--- Problem to solve ---
Look through the data and write out every line with the word "MALAWI" in it.

--- Given records ---
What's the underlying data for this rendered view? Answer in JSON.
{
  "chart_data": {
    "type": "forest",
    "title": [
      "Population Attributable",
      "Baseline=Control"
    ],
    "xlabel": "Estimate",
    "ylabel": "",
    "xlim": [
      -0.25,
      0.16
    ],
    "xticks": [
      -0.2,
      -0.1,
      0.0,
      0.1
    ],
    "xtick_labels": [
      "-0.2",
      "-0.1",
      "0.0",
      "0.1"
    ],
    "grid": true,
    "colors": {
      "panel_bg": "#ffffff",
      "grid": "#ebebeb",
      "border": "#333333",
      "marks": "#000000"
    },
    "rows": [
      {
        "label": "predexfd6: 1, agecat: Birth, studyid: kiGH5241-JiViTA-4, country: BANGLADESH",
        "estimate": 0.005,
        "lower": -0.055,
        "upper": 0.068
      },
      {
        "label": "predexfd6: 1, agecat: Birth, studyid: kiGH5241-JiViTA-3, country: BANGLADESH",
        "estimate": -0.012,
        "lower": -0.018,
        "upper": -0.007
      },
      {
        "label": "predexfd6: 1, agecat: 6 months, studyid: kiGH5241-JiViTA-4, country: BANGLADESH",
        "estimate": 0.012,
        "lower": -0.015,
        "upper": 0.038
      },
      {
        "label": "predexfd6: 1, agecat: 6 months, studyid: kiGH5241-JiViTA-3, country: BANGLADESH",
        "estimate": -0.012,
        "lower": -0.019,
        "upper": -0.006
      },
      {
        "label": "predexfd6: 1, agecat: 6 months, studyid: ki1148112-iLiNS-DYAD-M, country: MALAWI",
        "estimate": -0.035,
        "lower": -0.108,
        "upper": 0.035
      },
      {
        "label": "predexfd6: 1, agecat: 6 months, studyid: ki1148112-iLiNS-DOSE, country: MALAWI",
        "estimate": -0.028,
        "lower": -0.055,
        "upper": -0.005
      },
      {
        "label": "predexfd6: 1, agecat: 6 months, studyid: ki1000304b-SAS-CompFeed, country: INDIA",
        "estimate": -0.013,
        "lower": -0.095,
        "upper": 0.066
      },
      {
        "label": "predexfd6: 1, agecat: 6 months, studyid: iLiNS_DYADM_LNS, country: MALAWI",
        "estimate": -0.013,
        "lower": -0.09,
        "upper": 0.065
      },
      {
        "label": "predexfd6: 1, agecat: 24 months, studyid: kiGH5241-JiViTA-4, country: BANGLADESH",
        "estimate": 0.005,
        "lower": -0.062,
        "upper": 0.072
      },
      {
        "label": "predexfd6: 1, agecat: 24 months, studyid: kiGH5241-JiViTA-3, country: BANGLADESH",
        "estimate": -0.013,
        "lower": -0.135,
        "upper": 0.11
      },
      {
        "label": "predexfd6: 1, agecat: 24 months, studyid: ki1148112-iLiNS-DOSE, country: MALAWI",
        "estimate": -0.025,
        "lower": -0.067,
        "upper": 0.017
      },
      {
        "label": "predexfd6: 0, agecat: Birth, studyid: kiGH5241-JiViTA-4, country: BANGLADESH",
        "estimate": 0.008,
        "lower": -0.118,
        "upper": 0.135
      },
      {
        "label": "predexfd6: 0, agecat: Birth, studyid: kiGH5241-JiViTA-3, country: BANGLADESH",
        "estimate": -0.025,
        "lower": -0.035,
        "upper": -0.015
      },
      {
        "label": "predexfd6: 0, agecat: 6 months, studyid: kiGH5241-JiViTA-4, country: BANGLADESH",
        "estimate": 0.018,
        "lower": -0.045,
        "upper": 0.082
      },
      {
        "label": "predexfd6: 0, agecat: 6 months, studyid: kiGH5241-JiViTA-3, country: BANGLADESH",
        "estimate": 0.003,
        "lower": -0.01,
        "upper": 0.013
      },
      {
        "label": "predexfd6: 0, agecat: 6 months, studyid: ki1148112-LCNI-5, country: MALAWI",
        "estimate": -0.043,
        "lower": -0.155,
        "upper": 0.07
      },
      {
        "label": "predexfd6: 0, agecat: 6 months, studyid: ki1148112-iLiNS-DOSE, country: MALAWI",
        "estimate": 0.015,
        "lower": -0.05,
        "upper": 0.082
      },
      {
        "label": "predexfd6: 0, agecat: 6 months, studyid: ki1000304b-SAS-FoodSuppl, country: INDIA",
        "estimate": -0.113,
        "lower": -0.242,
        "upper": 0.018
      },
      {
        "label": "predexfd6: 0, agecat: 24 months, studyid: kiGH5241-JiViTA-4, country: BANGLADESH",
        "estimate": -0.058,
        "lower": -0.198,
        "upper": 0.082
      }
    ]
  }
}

--- Solution to the exercise ---
        "label": "predexfd6: 1, agecat: 6 months, studyid: ki1148112-iLiNS-DYAD-M, country: MALAWI",
        "label": "predexfd6: 1, agecat: 6 months, studyid: ki1148112-iLiNS-DOSE, country: MALAWI",
        "label": "predexfd6: 1, agecat: 6 months, studyid: iLiNS_DYADM_LNS, country: MALAWI",
        "label": "predexfd6: 1, agecat: 24 months, studyid: ki1148112-iLiNS-DOSE, country: MALAWI",
        "label": "predexfd6: 0, agecat: 6 months, studyid: ki1148112-LCNI-5, country: MALAWI",
        "label": "predexfd6: 0, agecat: 6 months, studyid: ki1148112-iLiNS-DOSE, country: MALAWI",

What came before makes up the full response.